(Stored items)
---------------

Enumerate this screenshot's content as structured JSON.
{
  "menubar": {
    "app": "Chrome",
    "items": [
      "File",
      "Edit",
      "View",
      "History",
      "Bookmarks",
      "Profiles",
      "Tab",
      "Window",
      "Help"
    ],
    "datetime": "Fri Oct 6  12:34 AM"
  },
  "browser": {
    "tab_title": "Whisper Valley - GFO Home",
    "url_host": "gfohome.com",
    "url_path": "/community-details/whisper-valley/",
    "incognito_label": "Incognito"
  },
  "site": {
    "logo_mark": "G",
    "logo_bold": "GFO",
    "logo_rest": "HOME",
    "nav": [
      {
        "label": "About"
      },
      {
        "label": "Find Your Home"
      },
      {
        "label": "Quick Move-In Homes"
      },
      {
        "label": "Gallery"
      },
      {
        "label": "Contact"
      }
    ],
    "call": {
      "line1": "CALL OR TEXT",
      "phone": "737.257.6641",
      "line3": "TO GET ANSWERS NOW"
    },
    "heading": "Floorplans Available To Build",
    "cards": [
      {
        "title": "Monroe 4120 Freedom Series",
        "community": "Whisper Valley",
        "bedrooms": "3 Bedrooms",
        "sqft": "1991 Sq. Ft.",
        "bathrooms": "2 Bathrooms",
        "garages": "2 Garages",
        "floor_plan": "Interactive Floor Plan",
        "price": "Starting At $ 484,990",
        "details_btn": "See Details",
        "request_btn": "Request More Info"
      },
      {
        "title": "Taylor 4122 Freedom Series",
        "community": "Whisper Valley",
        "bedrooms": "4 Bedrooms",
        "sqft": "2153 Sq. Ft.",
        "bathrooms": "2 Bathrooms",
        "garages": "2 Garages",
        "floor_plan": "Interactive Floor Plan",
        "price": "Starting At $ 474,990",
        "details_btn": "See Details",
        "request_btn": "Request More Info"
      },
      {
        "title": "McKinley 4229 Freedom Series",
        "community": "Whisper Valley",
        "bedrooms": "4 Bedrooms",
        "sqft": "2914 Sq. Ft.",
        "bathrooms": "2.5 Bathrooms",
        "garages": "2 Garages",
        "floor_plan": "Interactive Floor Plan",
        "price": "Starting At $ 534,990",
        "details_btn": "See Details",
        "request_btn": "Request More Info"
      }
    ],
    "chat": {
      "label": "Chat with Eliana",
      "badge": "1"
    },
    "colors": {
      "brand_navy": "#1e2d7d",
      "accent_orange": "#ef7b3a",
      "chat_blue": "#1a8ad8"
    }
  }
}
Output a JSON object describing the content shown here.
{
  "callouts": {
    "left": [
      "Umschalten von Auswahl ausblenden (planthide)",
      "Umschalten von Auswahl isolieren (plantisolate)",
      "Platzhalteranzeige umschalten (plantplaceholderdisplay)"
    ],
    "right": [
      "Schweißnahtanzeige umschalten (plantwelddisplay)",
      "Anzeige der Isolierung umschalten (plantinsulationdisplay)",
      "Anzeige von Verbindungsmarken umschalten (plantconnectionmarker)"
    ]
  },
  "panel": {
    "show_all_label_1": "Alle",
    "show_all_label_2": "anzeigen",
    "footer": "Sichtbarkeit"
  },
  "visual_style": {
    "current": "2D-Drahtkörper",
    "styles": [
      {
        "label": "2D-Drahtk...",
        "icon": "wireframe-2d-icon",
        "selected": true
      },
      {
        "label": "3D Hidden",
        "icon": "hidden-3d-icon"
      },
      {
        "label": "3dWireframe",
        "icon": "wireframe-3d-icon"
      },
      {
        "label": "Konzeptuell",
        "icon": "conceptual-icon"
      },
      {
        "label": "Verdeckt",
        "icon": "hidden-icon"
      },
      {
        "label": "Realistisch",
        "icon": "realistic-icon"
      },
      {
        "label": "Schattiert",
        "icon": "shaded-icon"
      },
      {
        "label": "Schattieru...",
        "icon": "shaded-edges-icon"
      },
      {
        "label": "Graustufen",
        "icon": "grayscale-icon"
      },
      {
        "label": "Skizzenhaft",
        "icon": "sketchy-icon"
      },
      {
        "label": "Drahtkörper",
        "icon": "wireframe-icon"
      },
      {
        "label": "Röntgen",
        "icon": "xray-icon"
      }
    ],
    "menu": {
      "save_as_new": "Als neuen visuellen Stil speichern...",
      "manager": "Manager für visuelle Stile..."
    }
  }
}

---------------

_Work required_: Return all of the data word for word.

_Written response_:
Enumerate this screenshot's content as structured JSON.
{
  "menubar": {
    "app": "Chrome",
    "items": [
      "File",
      "Edit",
      "View",
      "History",
      "Bookmarks",
      "Profiles",
      "Tab",
      "Window",
      "Help"
    ],
    "datetime": "Fri Oct 6  12:34 AM"
  },
  "browser": {
    "tab_title": "Whisper Valley - GFO Home",
    "url_host": "gfohome.com",
    "url_path": "/community-details/whisper-valley/",
    "incognito_label": "Incognito"
  },
  "site": {
    "logo_mark": "G",
    "logo_bold": "GFO",
    "logo_rest": "HOME",
    "nav": [
      {
        "label": "About"
      },
      {
        "label": "Find Your Home"
      },
      {
        "label": "Quick Move-In Homes"
      },
      {
        "label": "Gallery"
      },
      {
        "label": "Contact"
      }
    ],
    "call": {
      "line1": "CALL OR TEXT",
      "phone": "737.257.6641",
      "line3": "TO GET ANSWERS NOW"
    },
    "heading": "Floorplans Available To Build",
    "cards": [
      {
        "title": "Monroe 4120 Freedom Series",
        "community": "Whisper Valley",
        "bedrooms": "3 Bedrooms",
        "sqft": "1991 Sq. Ft.",
        "bathrooms": "2 Bathrooms",
        "garages": "2 Garages",
        "floor_plan": "Interactive Floor Plan",
        "price": "Starting At $ 484,990",
        "details_btn": "See Details",
        "request_btn": "Request More Info"
      },
      {
        "title": "Taylor 4122 Freedom Series",
        "community": "Whisper Valley",
        "bedrooms": "4 Bedrooms",
        "sqft": "2153 Sq. Ft.",
        "bathrooms": "2 Bathrooms",
        "garages": "2 Garages",
        "floor_plan": "Interactive Floor Plan",
        "price": "Starting At $ 474,990",
        "details_btn": "See Details",
        "request_btn": "Request More Info"
      },
      {
        "title": "McKinley 4229 Freedom Series",
        "community": "Whisper Valley",
        "bedrooms": "4 Bedrooms",
        "sqft": "2914 Sq. Ft.",
        "bathrooms": "2.5 Bathrooms",
        "garages": "2 Garages",
        "floor_plan": "Interactive Floor Plan",
        "price": "Starting At $ 534,990",
        "details_btn": "See Details",
        "request_btn": "Request More Info"
      }
    ],
    "chat": {
      "label": "Chat with Eliana",
      "badge": "1"
    },
    "colors": {
      "brand_navy": "#1e2d7d",
      "accent_orange": "#ef7b3a",
      "chat_blue": "#1a8ad8"
    }
  }
}
Output a JSON object describing the content shown here.
{
  "callouts": {
    "left": [
      "Umschalten von Auswahl ausblenden (planthide)",
      "Umschalten von Auswahl isolieren (plantisolate)",
      "Platzhalteranzeige umschalten (plantplaceholderdisplay)"
    ],
    "right": [
      "Schweißnahtanzeige umschalten (plantwelddisplay)",
      "Anzeige der Isolierung umschalten (plantinsulationdisplay)",
      "Anzeige von Verbindungsmarken umschalten (plantconnectionmarker)"
    ]
  },
  "panel": {
    "show_all_label_1": "Alle",
    "show_all_label_2": "anzeigen",
    "footer": "Sichtbarkeit"
  },
  "visual_style": {
    "current": "2D-Drahtkörper",
    "styles": [
      {
        "label": "2D-Drahtk...",
        "icon": "wireframe-2d-icon",
        "selected": true
      },
      {
        "label": "3D Hidden",
        "icon": "hidden-3d-icon"
      },
      {
        "label": "3dWireframe",
        "icon": "wireframe-3d-icon"
      },
      {
        "label": "Konzeptuell",
        "icon": "conceptual-icon"
      },
      {
        "label": "Verdeckt",
        "icon": "hidden-icon"
      },
      {
        "label": "Realistisch",
        "icon": "realistic-icon"
      },
      {
        "label": "Schattiert",
        "icon": "shaded-icon"
      },
      {
        "label": "Schattieru...",
        "icon": "shaded-edges-icon"
      },
      {
        "label": "Graustufen",
        "icon": "grayscale-icon"
      },
      {
        "label": "Skizzenhaft",
        "icon": "sketchy-icon"
      },
      {
        "label": "Drahtkörper",
        "icon": "wireframe-icon"
      },
      {
        "label": "Röntgen",
        "icon": "xray-icon"
      }
    ],
    "menu": {
      "save_as_new": "Als neuen visuellen Stil speichern...",
      "manager": "Manager für visuelle Stile..."
    }
  }
}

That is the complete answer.